EXTRACTED INFORMATION:
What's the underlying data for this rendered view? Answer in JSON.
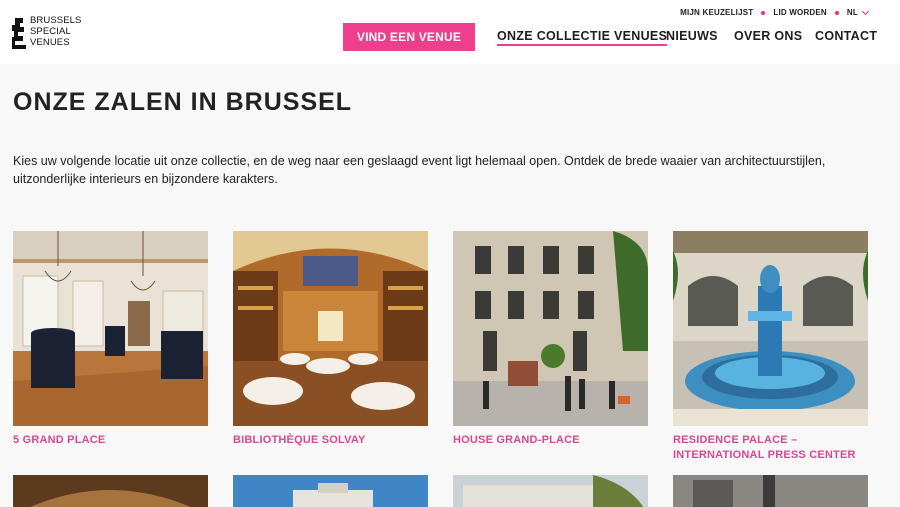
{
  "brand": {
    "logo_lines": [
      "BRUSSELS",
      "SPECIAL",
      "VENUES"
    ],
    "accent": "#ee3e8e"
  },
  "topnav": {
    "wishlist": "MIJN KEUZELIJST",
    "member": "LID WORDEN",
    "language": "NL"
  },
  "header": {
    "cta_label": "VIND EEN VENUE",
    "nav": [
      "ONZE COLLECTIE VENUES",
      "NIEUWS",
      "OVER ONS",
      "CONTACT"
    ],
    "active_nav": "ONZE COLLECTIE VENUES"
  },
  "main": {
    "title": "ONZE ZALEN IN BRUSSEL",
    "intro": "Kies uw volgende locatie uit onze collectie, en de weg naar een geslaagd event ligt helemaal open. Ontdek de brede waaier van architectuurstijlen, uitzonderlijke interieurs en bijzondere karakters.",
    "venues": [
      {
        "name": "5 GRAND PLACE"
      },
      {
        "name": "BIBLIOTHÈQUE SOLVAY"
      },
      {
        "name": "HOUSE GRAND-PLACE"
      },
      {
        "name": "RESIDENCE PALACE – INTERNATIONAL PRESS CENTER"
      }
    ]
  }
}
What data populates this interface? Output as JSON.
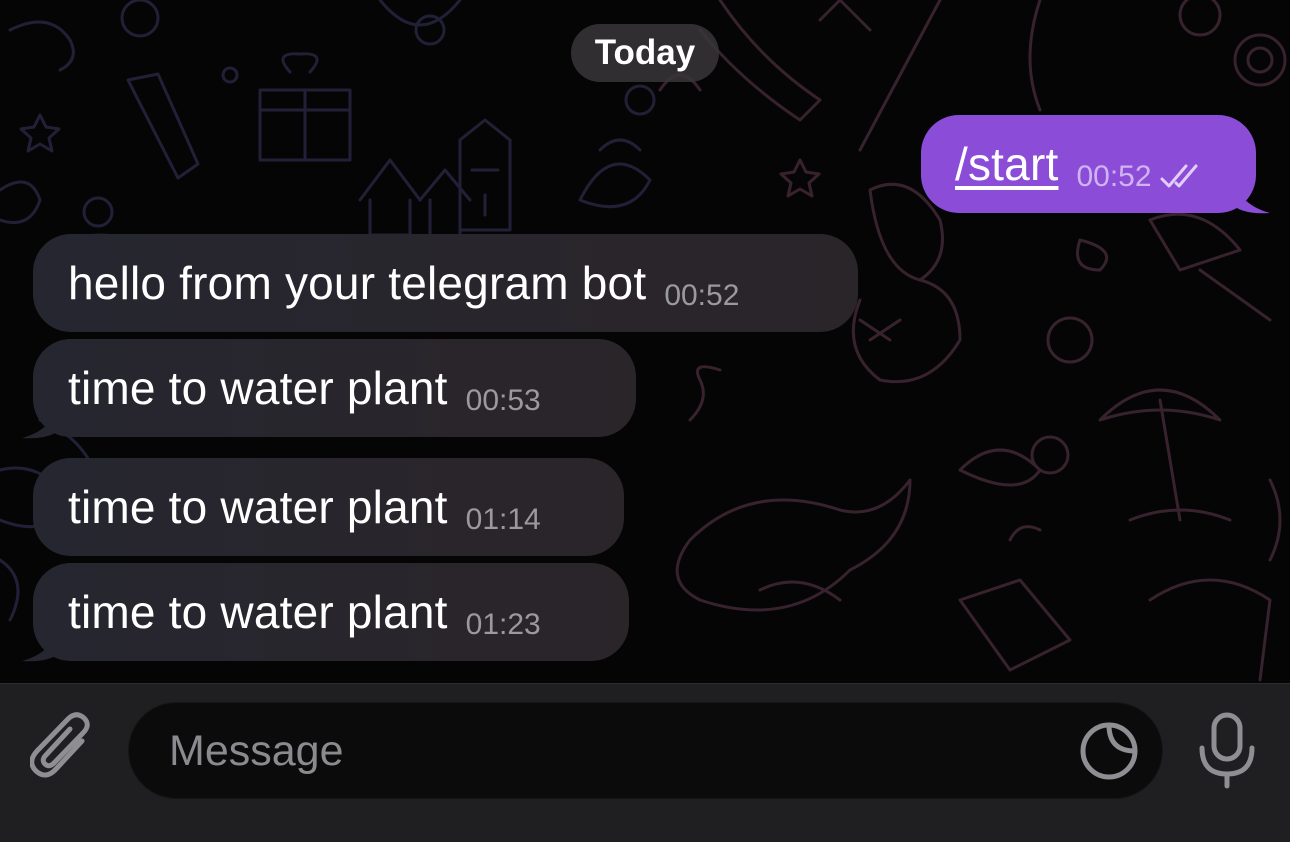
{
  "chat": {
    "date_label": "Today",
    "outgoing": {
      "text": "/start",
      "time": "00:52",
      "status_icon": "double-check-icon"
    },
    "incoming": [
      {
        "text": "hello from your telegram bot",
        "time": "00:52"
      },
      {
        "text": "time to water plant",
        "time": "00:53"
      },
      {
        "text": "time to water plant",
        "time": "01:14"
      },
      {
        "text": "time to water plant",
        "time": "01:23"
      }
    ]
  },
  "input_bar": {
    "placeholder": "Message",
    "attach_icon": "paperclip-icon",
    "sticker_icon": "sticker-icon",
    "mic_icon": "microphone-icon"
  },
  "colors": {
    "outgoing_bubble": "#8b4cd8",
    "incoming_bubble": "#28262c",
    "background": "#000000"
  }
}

GIVEN TASK:
Track down every line of the material containing the string "time", and copy it.

EXERCISE RESULT:
      "time": "00:52",
        "time": "00:52"
        "text": "time to water plant",
        "time": "00:53"
        "text": "time to water plant",
        "time": "01:14"
        "text": "time to water plant",
        "time": "01:23"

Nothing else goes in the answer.